Task description => How many of the lines here include "shall"? Answer with a single number.

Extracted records
....

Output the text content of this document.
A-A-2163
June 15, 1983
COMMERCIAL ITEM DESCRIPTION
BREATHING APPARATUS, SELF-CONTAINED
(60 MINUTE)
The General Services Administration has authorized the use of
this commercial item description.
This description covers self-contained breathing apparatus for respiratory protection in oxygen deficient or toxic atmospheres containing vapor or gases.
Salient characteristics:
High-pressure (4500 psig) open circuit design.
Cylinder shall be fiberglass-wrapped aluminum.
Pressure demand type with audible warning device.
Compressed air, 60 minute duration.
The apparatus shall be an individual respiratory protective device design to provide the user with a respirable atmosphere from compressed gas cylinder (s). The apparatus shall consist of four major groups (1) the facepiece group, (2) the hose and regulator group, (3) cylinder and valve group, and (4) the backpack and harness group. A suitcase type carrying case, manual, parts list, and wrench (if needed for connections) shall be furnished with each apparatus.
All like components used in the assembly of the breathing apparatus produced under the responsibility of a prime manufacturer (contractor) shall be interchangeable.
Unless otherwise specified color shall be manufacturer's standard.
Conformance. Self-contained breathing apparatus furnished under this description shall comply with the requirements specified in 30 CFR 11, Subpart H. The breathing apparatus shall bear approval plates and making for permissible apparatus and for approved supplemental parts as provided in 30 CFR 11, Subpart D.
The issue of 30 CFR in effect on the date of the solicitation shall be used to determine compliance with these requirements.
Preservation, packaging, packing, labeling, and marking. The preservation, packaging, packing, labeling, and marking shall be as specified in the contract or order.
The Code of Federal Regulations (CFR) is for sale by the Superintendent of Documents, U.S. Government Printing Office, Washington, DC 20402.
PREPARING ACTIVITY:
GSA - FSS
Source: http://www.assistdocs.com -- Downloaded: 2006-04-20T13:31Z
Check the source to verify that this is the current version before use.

....

Result of this exercise => 7